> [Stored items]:
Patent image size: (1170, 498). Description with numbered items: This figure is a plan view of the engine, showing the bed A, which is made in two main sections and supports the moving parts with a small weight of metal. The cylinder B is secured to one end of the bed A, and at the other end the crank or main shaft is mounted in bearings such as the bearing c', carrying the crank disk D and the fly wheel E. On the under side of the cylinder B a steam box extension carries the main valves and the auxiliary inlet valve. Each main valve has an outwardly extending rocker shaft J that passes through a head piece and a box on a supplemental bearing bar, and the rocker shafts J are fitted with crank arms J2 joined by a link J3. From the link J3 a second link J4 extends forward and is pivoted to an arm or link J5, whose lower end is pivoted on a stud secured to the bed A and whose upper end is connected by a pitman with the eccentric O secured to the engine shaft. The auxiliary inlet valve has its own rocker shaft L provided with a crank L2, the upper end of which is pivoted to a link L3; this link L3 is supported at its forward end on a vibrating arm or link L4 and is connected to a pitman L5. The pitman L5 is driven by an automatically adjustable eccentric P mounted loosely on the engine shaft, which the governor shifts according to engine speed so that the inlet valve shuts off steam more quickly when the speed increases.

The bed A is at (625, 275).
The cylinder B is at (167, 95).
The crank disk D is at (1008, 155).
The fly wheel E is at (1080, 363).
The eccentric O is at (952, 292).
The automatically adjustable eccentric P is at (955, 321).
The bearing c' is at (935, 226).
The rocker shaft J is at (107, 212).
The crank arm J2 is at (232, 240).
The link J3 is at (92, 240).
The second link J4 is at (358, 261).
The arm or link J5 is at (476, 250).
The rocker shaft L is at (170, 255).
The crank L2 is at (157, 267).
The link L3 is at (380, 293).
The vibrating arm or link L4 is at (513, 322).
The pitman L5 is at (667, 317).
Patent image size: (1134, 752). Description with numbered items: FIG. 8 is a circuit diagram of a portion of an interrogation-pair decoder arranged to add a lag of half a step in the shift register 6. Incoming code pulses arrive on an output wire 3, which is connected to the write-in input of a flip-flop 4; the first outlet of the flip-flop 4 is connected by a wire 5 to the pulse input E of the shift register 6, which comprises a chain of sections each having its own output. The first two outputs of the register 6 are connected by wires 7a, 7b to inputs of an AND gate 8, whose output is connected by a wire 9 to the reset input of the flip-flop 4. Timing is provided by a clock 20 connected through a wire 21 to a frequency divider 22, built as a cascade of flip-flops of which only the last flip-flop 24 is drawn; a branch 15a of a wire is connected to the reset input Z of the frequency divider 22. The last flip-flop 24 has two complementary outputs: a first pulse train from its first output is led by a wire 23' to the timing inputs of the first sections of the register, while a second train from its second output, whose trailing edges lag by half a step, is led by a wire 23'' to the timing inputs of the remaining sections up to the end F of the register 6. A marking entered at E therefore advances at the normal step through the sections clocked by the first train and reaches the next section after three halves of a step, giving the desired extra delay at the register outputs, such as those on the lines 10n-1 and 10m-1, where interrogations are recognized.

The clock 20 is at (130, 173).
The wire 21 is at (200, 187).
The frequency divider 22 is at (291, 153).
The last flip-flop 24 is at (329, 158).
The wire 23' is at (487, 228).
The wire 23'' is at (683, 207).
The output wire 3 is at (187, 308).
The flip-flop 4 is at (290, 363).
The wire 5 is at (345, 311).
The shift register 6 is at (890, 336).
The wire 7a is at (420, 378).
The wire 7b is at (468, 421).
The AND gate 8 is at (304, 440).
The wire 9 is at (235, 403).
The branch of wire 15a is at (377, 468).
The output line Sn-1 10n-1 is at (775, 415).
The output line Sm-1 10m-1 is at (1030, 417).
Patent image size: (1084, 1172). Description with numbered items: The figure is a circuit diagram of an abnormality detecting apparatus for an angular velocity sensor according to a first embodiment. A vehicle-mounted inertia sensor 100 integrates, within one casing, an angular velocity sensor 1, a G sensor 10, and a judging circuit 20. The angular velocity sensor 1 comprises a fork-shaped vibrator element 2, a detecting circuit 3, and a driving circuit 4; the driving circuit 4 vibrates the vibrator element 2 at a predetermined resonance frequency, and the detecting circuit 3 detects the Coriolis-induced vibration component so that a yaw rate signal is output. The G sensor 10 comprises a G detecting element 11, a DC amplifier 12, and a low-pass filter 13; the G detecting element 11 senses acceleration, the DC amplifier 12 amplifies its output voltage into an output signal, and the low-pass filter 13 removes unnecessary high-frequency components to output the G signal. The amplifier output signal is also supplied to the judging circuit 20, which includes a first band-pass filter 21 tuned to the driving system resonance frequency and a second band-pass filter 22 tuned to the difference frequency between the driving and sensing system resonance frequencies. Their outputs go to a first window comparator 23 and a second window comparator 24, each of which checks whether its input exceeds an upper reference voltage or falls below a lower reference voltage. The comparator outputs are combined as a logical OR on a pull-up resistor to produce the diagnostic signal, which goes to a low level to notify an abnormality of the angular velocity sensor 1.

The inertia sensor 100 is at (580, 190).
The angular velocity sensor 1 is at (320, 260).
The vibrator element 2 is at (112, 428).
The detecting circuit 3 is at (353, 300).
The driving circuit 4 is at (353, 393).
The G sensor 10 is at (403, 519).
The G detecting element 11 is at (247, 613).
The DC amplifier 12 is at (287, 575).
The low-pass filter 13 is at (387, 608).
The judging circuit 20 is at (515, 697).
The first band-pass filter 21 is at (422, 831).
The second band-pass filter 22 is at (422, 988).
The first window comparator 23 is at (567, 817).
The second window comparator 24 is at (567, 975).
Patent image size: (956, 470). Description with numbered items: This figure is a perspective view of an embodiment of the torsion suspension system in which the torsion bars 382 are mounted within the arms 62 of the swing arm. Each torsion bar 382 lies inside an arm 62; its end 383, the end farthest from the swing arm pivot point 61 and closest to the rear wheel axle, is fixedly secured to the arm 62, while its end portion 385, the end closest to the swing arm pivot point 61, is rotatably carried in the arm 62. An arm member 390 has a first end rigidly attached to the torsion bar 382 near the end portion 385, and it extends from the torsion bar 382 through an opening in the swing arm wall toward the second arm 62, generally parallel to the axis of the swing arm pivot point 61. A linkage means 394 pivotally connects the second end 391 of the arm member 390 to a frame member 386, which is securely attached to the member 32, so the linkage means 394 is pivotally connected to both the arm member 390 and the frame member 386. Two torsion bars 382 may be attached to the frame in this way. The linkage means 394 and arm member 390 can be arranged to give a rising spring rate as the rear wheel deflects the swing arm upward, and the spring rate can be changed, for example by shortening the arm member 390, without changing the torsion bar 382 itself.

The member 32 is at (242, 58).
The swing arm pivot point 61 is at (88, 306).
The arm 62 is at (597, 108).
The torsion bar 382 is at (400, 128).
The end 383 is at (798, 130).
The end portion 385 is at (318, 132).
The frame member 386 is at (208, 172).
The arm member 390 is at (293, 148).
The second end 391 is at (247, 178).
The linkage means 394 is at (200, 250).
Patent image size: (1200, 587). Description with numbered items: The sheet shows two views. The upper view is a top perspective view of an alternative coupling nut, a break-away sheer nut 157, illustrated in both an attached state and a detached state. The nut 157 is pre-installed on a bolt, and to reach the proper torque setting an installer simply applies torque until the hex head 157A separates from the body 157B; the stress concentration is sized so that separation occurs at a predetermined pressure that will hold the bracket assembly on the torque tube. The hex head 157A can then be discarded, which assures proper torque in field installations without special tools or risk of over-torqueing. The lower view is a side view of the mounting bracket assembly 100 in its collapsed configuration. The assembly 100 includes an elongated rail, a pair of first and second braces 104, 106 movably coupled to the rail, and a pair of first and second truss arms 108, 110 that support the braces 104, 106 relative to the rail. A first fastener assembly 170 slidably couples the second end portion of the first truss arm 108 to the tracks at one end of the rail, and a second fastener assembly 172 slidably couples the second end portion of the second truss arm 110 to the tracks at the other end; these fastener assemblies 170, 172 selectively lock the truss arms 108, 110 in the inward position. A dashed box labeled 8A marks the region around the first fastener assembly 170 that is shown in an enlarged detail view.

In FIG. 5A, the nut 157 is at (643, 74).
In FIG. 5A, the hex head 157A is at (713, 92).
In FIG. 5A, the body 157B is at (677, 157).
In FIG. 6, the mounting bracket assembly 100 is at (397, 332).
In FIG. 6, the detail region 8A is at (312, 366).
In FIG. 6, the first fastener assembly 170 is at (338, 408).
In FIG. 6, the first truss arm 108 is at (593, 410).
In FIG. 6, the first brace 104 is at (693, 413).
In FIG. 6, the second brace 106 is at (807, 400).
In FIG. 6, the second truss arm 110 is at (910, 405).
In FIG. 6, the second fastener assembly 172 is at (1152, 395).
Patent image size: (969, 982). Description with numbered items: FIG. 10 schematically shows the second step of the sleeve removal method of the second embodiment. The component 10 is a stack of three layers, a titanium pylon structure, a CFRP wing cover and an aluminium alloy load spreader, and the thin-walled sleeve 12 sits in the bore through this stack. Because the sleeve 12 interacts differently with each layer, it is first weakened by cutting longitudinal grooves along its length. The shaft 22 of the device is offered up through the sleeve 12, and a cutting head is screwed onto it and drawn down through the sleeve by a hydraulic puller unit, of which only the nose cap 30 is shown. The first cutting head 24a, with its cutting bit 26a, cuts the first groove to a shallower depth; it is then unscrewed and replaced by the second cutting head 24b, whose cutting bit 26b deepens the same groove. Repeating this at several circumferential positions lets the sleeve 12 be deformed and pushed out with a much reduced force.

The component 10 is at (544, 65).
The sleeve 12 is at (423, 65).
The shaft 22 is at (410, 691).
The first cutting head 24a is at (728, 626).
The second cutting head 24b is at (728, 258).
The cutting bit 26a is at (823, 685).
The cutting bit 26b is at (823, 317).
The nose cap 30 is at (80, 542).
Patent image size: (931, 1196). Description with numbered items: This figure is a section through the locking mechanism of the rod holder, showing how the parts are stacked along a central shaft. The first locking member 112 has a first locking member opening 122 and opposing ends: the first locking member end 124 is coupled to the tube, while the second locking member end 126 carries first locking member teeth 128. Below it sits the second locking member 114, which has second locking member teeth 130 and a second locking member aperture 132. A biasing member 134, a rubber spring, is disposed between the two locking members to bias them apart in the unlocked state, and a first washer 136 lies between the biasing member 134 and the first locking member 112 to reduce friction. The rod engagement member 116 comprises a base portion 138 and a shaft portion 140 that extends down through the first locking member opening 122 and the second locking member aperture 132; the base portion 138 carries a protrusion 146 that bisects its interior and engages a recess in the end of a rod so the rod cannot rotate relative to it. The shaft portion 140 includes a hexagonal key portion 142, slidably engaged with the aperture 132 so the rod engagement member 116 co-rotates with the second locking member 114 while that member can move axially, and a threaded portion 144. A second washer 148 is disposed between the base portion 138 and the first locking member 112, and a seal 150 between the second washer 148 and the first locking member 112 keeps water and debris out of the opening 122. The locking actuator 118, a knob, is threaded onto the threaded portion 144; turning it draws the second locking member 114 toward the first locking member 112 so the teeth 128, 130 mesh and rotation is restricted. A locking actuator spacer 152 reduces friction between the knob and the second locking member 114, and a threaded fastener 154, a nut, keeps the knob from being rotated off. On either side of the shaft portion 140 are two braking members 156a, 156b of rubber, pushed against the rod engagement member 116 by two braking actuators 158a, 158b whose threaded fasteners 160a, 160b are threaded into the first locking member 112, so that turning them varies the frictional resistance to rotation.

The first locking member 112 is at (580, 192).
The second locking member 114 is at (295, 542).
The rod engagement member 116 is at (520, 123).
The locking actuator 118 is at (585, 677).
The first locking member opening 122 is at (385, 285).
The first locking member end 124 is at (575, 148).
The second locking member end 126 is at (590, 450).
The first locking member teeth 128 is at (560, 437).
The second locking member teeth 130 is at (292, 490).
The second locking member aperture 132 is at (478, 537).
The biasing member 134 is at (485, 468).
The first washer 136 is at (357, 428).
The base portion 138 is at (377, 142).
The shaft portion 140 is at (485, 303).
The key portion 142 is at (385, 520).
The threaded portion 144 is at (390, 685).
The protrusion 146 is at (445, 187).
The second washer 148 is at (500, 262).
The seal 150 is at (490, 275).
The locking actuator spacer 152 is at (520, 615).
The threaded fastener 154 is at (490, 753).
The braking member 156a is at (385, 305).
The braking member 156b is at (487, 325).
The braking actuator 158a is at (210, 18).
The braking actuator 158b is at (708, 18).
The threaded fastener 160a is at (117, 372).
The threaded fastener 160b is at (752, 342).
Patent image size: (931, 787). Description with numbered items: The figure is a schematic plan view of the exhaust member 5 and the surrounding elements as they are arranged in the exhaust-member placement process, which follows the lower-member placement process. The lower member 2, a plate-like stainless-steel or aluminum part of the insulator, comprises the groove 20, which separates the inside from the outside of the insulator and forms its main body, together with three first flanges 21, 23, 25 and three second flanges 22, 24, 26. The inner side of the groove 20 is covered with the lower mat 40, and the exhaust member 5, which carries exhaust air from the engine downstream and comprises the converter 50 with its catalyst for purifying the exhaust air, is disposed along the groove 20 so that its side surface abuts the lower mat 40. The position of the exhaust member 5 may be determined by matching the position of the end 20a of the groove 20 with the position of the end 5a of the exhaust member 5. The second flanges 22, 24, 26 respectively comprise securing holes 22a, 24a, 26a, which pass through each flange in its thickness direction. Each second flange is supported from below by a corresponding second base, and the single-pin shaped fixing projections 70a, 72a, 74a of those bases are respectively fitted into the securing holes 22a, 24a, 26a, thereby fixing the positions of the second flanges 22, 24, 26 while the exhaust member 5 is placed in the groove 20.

> [OBJECTIVE]: Retype, without any change, every line above from the line containing "Patent image size: (969, 982)." down to the line containing "The nose cap 30 is at (80, 542).", including both of those lines.

> [WRITTEN RESPONSE]:
Patent image size: (969, 982). Description with numbered items: FIG. 10 schematically shows the second step of the sleeve removal method of the second embodiment. The component 10 is a stack of three layers, a titanium pylon structure, a CFRP wing cover and an aluminium alloy load spreader, and the thin-walled sleeve 12 sits in the bore through this stack. Because the sleeve 12 interacts differently with each layer, it is first weakened by cutting longitudinal grooves along its length. The shaft 22 of the device is offered up through the sleeve 12, and a cutting head is screwed onto it and drawn down through the sleeve by a hydraulic puller unit, of which only the nose cap 30 is shown. The first cutting head 24a, with its cutting bit 26a, cuts the first groove to a shallower depth; it is then unscrewed and replaced by the second cutting head 24b, whose cutting bit 26b deepens the same groove. Repeating this at several circumferential positions lets the sleeve 12 be deformed and pushed out with a much reduced force.

The component 10 is at (544, 65).
The sleeve 12 is at (423, 65).
The shaft 22 is at (410, 691).
The first cutting head 24a is at (728, 626).
The second cutting head 24b is at (728, 258).
The cutting bit 26a is at (823, 685).
The cutting bit 26b is at (823, 317).
The nose cap 30 is at (80, 542).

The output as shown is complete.